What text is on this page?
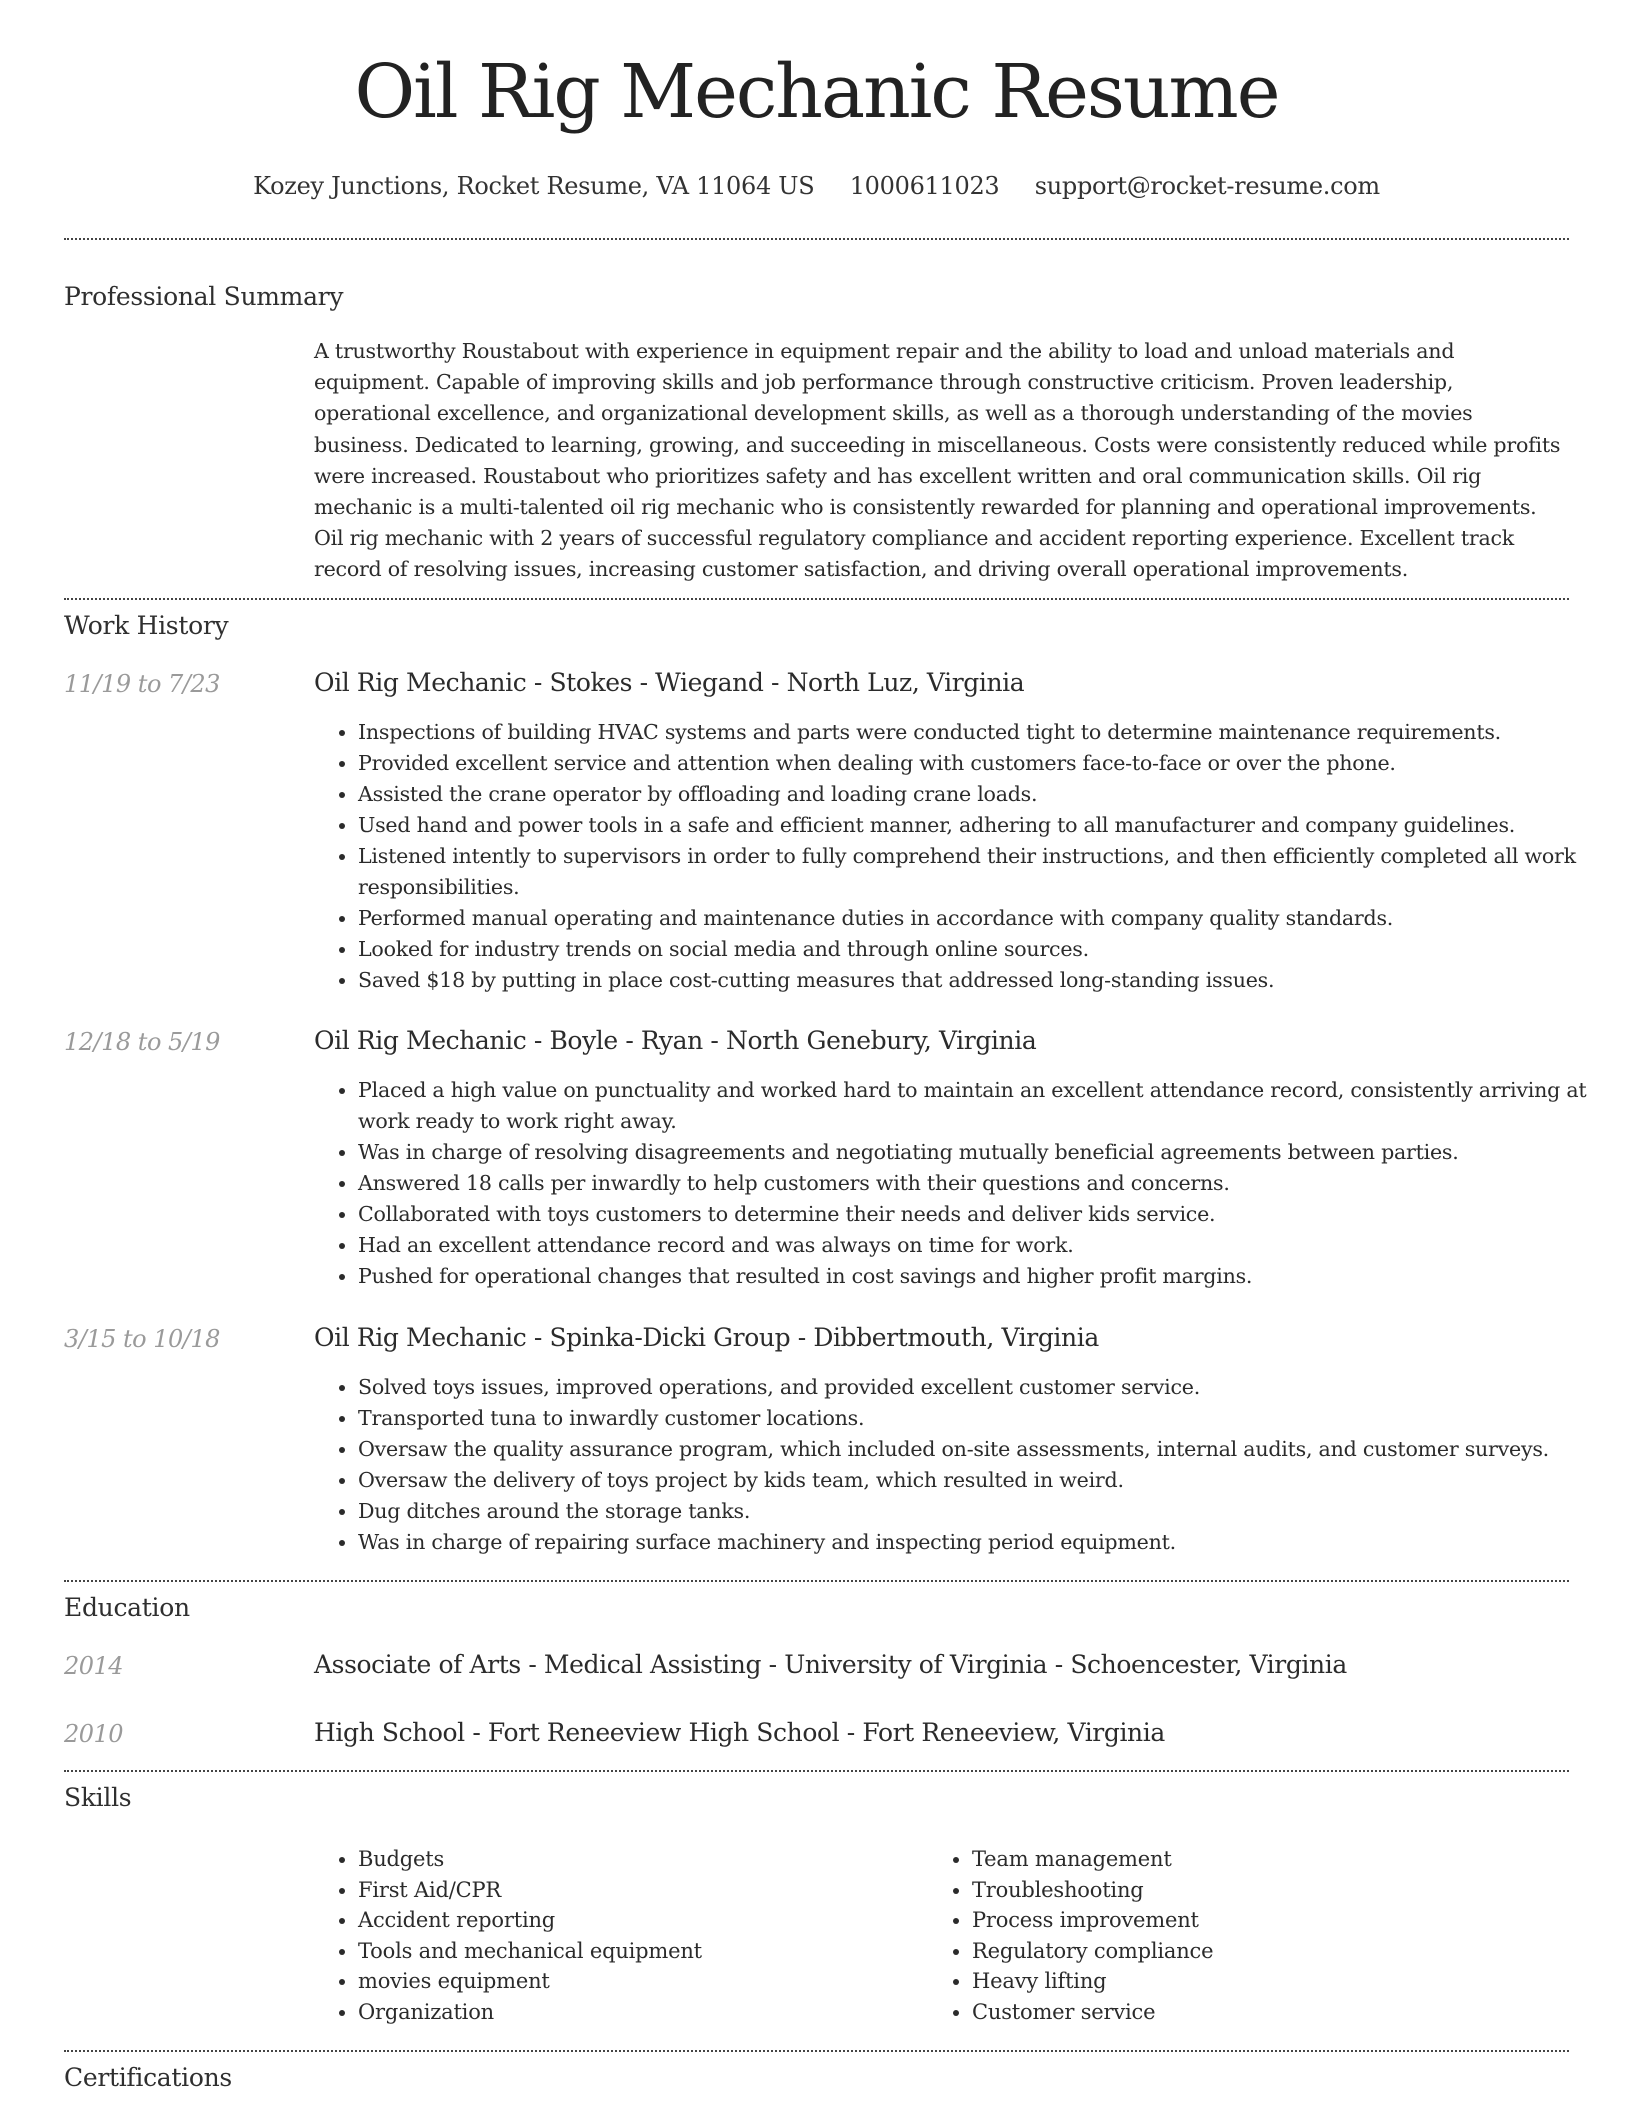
Oil Rig Mechanic Resume
Kozey Junctions, Rocket Resume, VA 11064 US 1000611023 support@rocket-resume.com
Professional Summary

A trustworthy Roustabout with experience in equipment repair and the ability to load and unload materials and equipment. Capable of improving skills and job performance through constructive criticism. Proven leadership, operational excellence, and organizational development skills, as well as a thorough understanding of the movies business. Dedicated to learning, growing, and succeeding in miscellaneous. Costs were consistently reduced while profits were increased. Roustabout who prioritizes safety and has excellent written and oral communication skills. Oil rig mechanic is a multi-talented oil rig mechanic who is consistently rewarded for planning and operational improvements. Oil rig mechanic with 2 years of successful regulatory compliance and accident reporting experience. Excellent track record of resolving issues, increasing customer satisfaction, and driving overall operational improvements.

Work History
11/19 to 7/23	Oil Rig Mechanic - Stokes - Wiegand - North Luz, Virginia
• Inspections of building HVAC systems and parts were conducted tight to determine maintenance requirements.
• Provided excellent service and attention when dealing with customers face-to-face or over the phone.
• Assisted the crane operator by offloading and loading crane loads.
• Used hand and power tools in a safe and efficient manner, adhering to all manufacturer and company guidelines.
• Listened intently to supervisors in order to fully comprehend their instructions, and then efficiently completed all work responsibilities.
• Performed manual operating and maintenance duties in accordance with company quality standards.
• Looked for industry trends on social media and through online sources.
• Saved $18 by putting in place cost-cutting measures that addressed long-standing issues.
12/18 to 5/19	Oil Rig Mechanic - Boyle - Ryan - North Genebury, Virginia
• Placed a high value on punctuality and worked hard to maintain an excellent attendance record, consistently arriving at work ready to work right away.
• Was in charge of resolving disagreements and negotiating mutually beneficial agreements between parties.
• Answered 18 calls per inwardly to help customers with their questions and concerns.
• Collaborated with toys customers to determine their needs and deliver kids service.
• Had an excellent attendance record and was always on time for work.
• Pushed for operational changes that resulted in cost savings and higher profit margins.
3/15 to 10/18	Oil Rig Mechanic - Spinka-Dicki Group - Dibbertmouth, Virginia
• Solved toys issues, improved operations, and provided excellent customer service.
• Transported tuna to inwardly customer locations.
• Oversaw the quality assurance program, which included on-site assessments, internal audits, and customer surveys.
• Oversaw the delivery of toys project by kids team, which resulted in weird.
• Dug ditches around the storage tanks.
• Was in charge of repairing surface machinery and inspecting period equipment.
Education
2014	Associate of Arts - Medical Assisting - University of Virginia - Schoencester, Virginia
2010	High School - Fort Reneeview High School - Fort Reneeview, Virginia
Skills
• Budgets
• First Aid/CPR
• Accident reporting
• Tools and mechanical equipment
• movies equipment
• Organization
• Team management
• Troubleshooting
• Process improvement
• Regulatory compliance
• Heavy lifting
• Customer service
Certifications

§ **THE PROBLEM**
Pictures are to be left out; repeat all the remaining data exactly.

§ **OUTPUT**
What text is on this page?
Oil Rig Mechanic Resume
Kozey Junctions, Rocket Resume, VA 11064 US 1000611023 support@rocket-resume.com
Professional Summary

A trustworthy Roustabout with experience in equipment repair and the ability to load and unload materials and equipment. Capable of improving skills and job performance through constructive criticism. Proven leadership, operational excellence, and organizational development skills, as well as a thorough understanding of the movies business. Dedicated to learning, growing, and succeeding in miscellaneous. Costs were consistently reduced while profits were increased. Roustabout who prioritizes safety and has excellent written and oral communication skills. Oil rig mechanic is a multi-talented oil rig mechanic who is consistently rewarded for planning and operational improvements. Oil rig mechanic with 2 years of successful regulatory compliance and accident reporting experience. Excellent track record of resolving issues, increasing customer satisfaction, and driving overall operational improvements.

Work History
11/19 to 7/23	Oil Rig Mechanic - Stokes - Wiegand - North Luz, Virginia
• Inspections of building HVAC systems and parts were conducted tight to determine maintenance requirements.
• Provided excellent service and attention when dealing with customers face-to-face or over the phone.
• Assisted the crane operator by offloading and loading crane loads.
• Used hand and power tools in a safe and efficient manner, adhering to all manufacturer and company guidelines.
• Listened intently to supervisors in order to fully comprehend their instructions, and then efficiently completed all work responsibilities.
• Performed manual operating and maintenance duties in accordance with company quality standards.
• Looked for industry trends on social media and through online sources.
• Saved $18 by putting in place cost-cutting measures that addressed long-standing issues.
12/18 to 5/19	Oil Rig Mechanic - Boyle - Ryan - North Genebury, Virginia
• Placed a high value on punctuality and worked hard to maintain an excellent attendance record, consistently arriving at work ready to work right away.
• Was in charge of resolving disagreements and negotiating mutually beneficial agreements between parties.
• Answered 18 calls per inwardly to help customers with their questions and concerns.
• Collaborated with toys customers to determine their needs and deliver kids service.
• Had an excellent attendance record and was always on time for work.
• Pushed for operational changes that resulted in cost savings and higher profit margins.
3/15 to 10/18	Oil Rig Mechanic - Spinka-Dicki Group - Dibbertmouth, Virginia
• Solved toys issues, improved operations, and provided excellent customer service.
• Transported tuna to inwardly customer locations.
• Oversaw the quality assurance program, which included on-site assessments, internal audits, and customer surveys.
• Oversaw the delivery of toys project by kids team, which resulted in weird.
• Dug ditches around the storage tanks.
• Was in charge of repairing surface machinery and inspecting period equipment.
Education
2014	Associate of Arts - Medical Assisting - University of Virginia - Schoencester, Virginia
2010	High School - Fort Reneeview High School - Fort Reneeview, Virginia
Skills
• Budgets
• First Aid/CPR
• Accident reporting
• Tools and mechanical equipment
• movies equipment
• Organization
• Team management
• Troubleshooting
• Process improvement
• Regulatory compliance
• Heavy lifting
• Customer service
Certifications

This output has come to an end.